— DATA RECORDS —
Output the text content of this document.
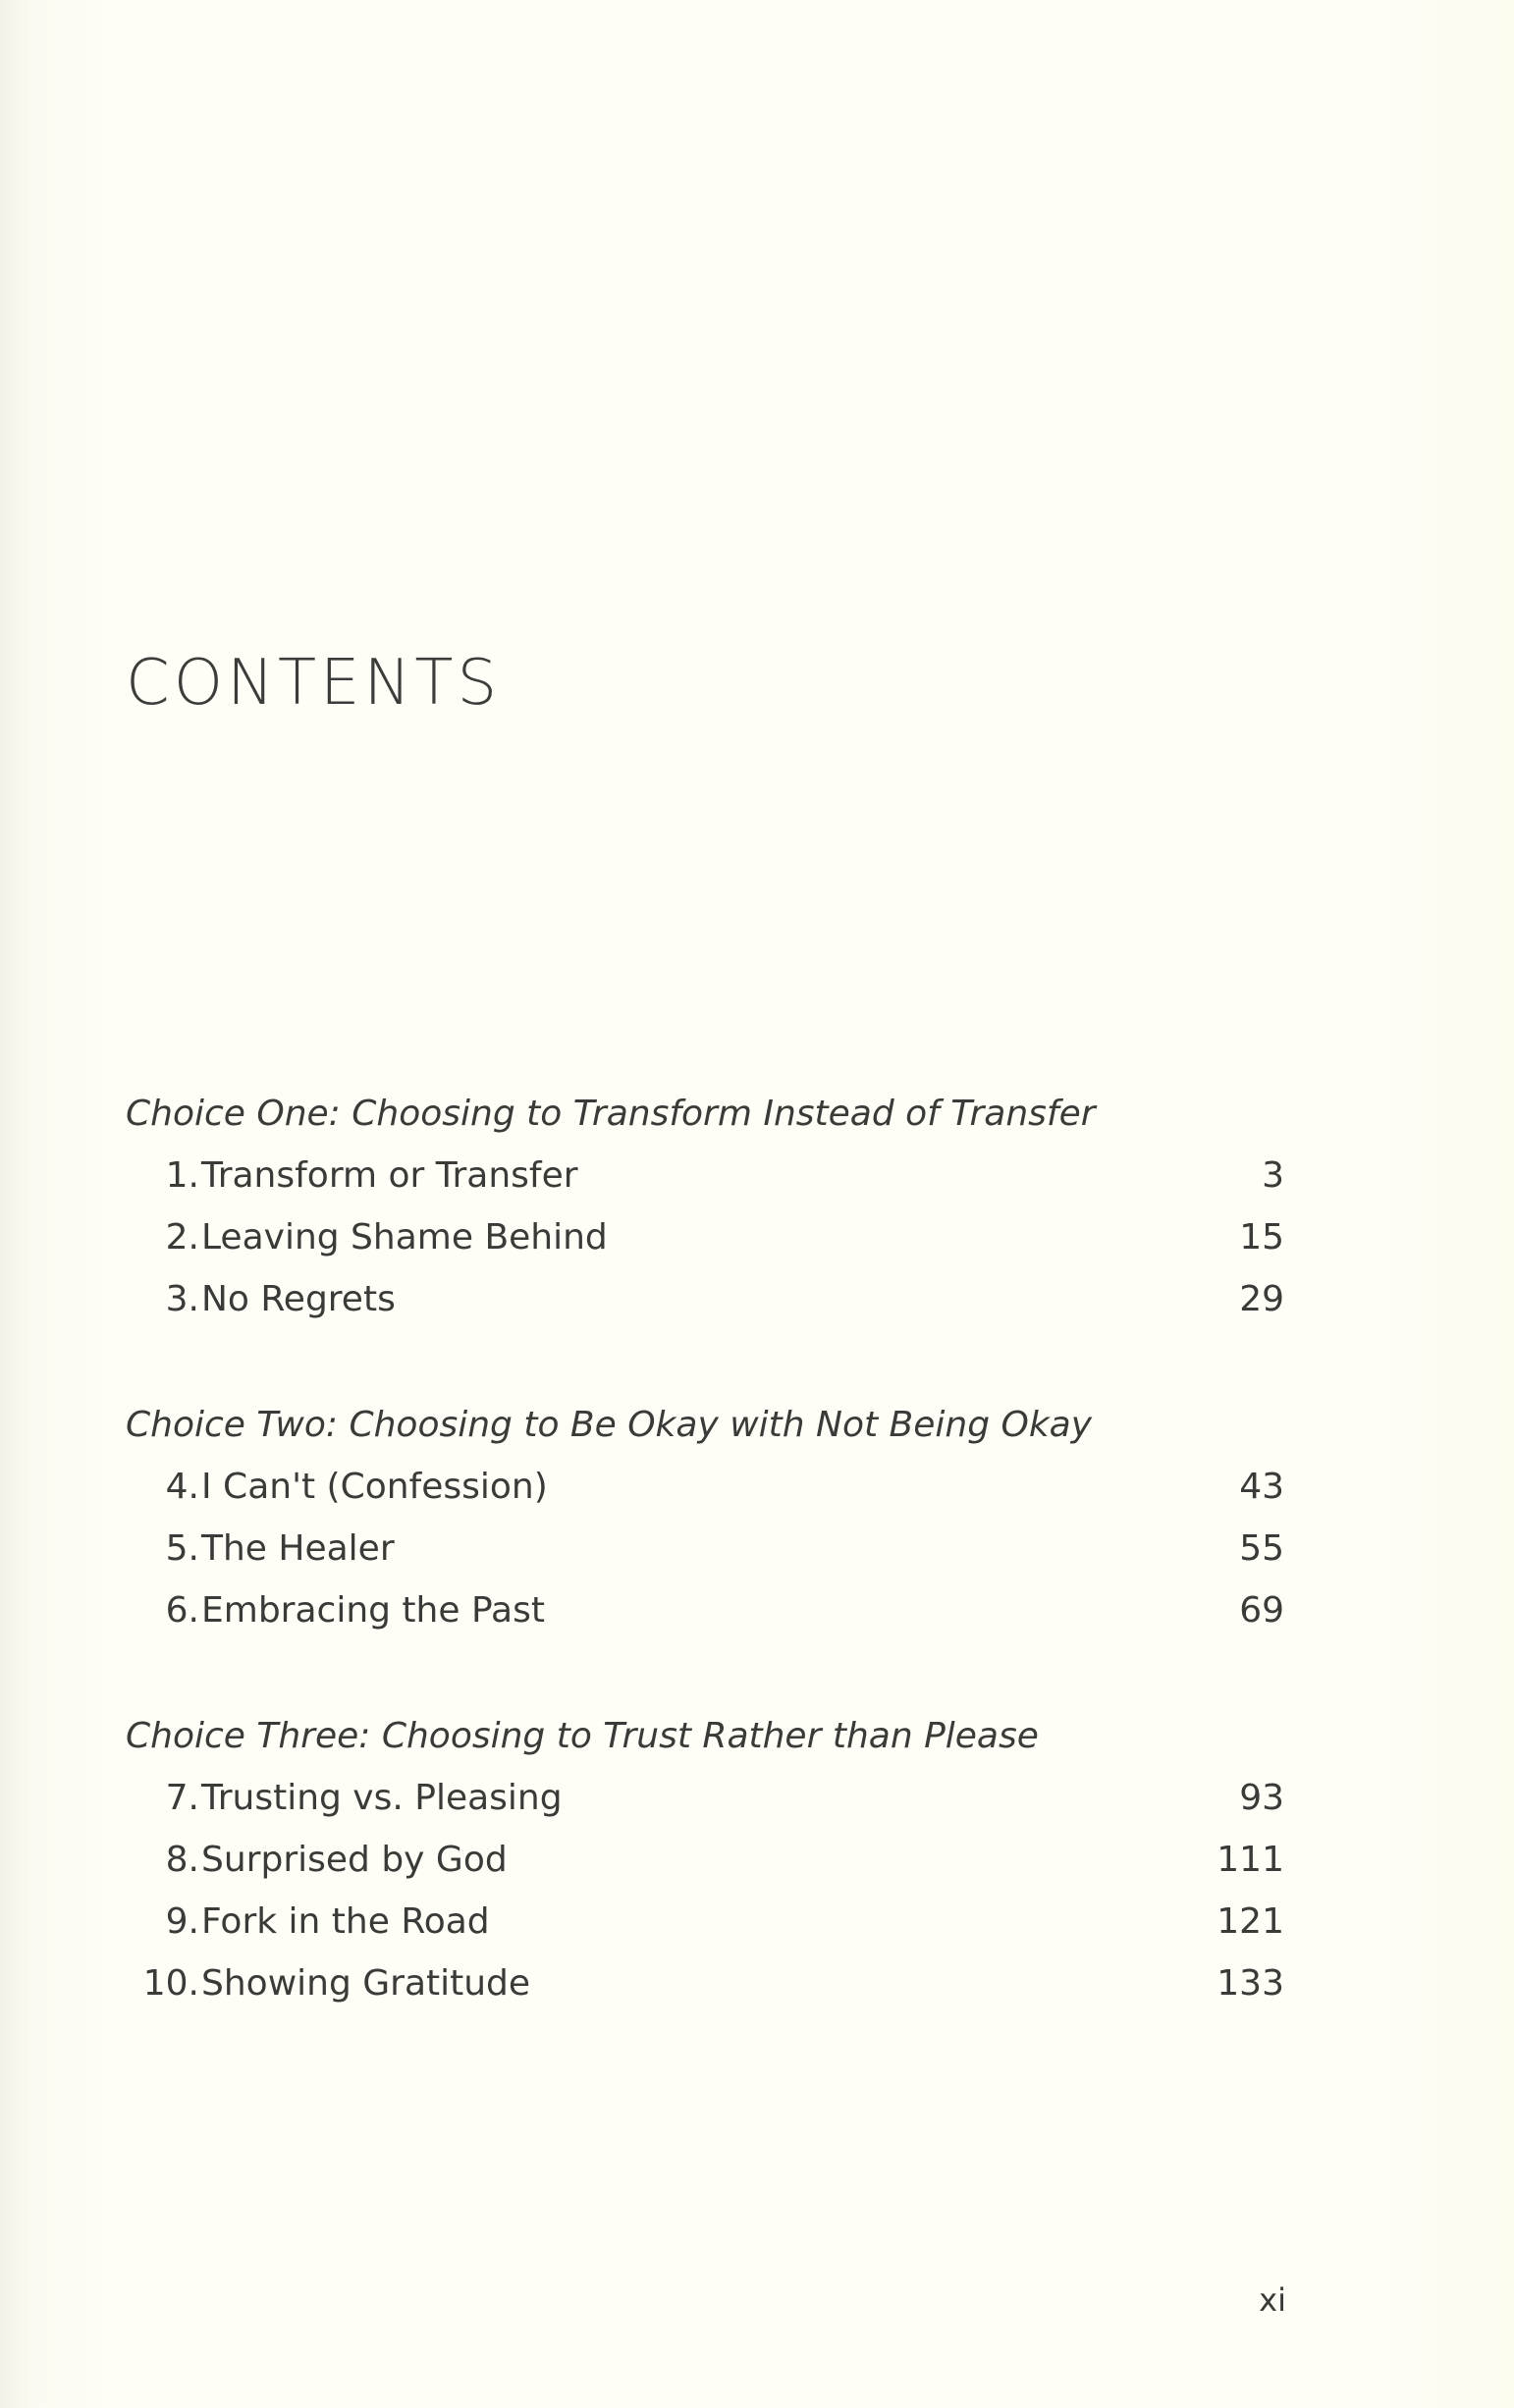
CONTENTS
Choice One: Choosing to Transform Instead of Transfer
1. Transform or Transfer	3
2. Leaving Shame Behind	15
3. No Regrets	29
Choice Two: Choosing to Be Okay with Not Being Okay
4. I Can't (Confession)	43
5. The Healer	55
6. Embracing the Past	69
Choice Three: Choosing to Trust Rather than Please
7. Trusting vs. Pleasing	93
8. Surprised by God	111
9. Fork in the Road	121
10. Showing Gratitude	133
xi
...
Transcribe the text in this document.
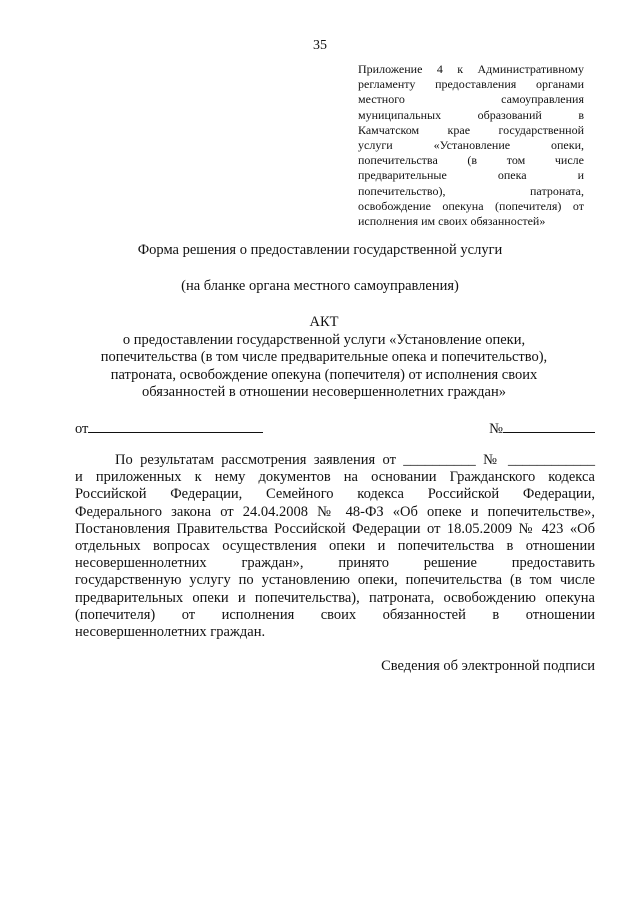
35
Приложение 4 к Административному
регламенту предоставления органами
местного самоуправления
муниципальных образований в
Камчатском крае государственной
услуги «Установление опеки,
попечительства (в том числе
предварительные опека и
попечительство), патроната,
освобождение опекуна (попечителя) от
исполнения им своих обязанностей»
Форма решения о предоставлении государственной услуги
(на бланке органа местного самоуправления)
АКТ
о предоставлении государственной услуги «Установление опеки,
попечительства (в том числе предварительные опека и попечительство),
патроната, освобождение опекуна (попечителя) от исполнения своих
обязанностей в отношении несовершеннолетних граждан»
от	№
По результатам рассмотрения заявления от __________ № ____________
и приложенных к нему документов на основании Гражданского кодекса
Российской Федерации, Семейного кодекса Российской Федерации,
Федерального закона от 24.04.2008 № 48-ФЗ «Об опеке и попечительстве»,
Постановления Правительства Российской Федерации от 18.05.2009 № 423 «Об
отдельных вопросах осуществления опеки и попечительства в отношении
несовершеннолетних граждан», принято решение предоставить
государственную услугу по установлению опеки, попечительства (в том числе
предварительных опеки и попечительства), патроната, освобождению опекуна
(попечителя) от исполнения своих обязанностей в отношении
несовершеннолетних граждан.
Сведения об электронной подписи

— WHAT TO PRODUCE —
Return from the data every line that holds "опеки".

— TASK ANSWER —
услуги «Установление опеки,
о предоставлении государственной услуги «Установление опеки,
отдельных вопросах осуществления опеки и попечительства в отношении
государственную услугу по установлению опеки, попечительства (в том числе
предварительных опеки и попечительства), патроната, освобождению опекуна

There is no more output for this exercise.